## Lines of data
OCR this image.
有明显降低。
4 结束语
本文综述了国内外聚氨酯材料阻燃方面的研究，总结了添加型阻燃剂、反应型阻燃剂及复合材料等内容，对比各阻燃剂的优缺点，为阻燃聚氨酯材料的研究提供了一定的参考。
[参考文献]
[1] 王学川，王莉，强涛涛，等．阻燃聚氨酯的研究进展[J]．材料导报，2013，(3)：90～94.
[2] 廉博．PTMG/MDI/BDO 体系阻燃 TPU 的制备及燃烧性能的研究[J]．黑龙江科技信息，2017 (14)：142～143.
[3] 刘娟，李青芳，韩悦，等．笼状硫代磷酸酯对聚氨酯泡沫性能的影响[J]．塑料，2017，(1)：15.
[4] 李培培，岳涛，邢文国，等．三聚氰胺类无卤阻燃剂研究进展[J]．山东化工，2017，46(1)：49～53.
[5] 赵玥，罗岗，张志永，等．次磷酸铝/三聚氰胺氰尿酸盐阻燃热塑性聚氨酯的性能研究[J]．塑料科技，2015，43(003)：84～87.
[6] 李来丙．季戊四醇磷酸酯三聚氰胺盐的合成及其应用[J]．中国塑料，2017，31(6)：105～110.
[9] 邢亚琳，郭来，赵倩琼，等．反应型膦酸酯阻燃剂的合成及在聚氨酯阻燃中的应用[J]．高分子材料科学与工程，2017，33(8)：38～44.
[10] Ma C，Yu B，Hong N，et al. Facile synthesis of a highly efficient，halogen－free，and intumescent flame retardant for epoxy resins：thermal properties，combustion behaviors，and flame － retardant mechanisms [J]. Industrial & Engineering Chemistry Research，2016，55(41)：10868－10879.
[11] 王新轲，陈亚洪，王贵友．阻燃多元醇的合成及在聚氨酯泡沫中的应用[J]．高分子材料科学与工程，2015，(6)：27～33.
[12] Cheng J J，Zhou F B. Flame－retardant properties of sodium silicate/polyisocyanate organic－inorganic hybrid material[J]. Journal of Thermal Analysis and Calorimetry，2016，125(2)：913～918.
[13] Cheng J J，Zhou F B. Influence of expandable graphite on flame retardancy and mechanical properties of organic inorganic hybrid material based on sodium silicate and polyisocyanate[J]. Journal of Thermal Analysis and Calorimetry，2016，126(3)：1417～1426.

## WHAT THE TASK REQUIRES
Exactly as written, please output every entry.

## FULL OUTPUT
OCR this image.
有明显降低。
4 结束语
本文综述了国内外聚氨酯材料阻燃方面的研究，总结了添加型阻燃剂、反应型阻燃剂及复合材料等内容，对比各阻燃剂的优缺点，为阻燃聚氨酯材料的研究提供了一定的参考。
[参考文献]
[1] 王学川，王莉，强涛涛，等．阻燃聚氨酯的研究进展[J]．材料导报，2013，(3)：90～94.
[2] 廉博．PTMG/MDI/BDO 体系阻燃 TPU 的制备及燃烧性能的研究[J]．黑龙江科技信息，2017 (14)：142～143.
[3] 刘娟，李青芳，韩悦，等．笼状硫代磷酸酯对聚氨酯泡沫性能的影响[J]．塑料，2017，(1)：15.
[4] 李培培，岳涛，邢文国，等．三聚氰胺类无卤阻燃剂研究进展[J]．山东化工，2017，46(1)：49～53.
[5] 赵玥，罗岗，张志永，等．次磷酸铝/三聚氰胺氰尿酸盐阻燃热塑性聚氨酯的性能研究[J]．塑料科技，2015，43(003)：84～87.
[6] 李来丙．季戊四醇磷酸酯三聚氰胺盐的合成及其应用[J]．中国塑料，2017，31(6)：105～110.
[9] 邢亚琳，郭来，赵倩琼，等．反应型膦酸酯阻燃剂的合成及在聚氨酯阻燃中的应用[J]．高分子材料科学与工程，2017，33(8)：38～44.
[10] Ma C，Yu B，Hong N，et al. Facile synthesis of a highly efficient，halogen－free，and intumescent flame retardant for epoxy resins：thermal properties，combustion behaviors，and flame － retardant mechanisms [J]. Industrial & Engineering Chemistry Research，2016，55(41)：10868－10879.
[11] 王新轲，陈亚洪，王贵友．阻燃多元醇的合成及在聚氨酯泡沫中的应用[J]．高分子材料科学与工程，2015，(6)：27～33.
[12] Cheng J J，Zhou F B. Flame－retardant properties of sodium silicate/polyisocyanate organic－inorganic hybrid material[J]. Journal of Thermal Analysis and Calorimetry，2016，125(2)：913～918.
[13] Cheng J J，Zhou F B. Influence of expandable graphite on flame retardancy and mechanical properties of organic inorganic hybrid material based on sodium silicate and polyisocyanate[J]. Journal of Thermal Analysis and Calorimetry，2016，126(3)：1417～1426.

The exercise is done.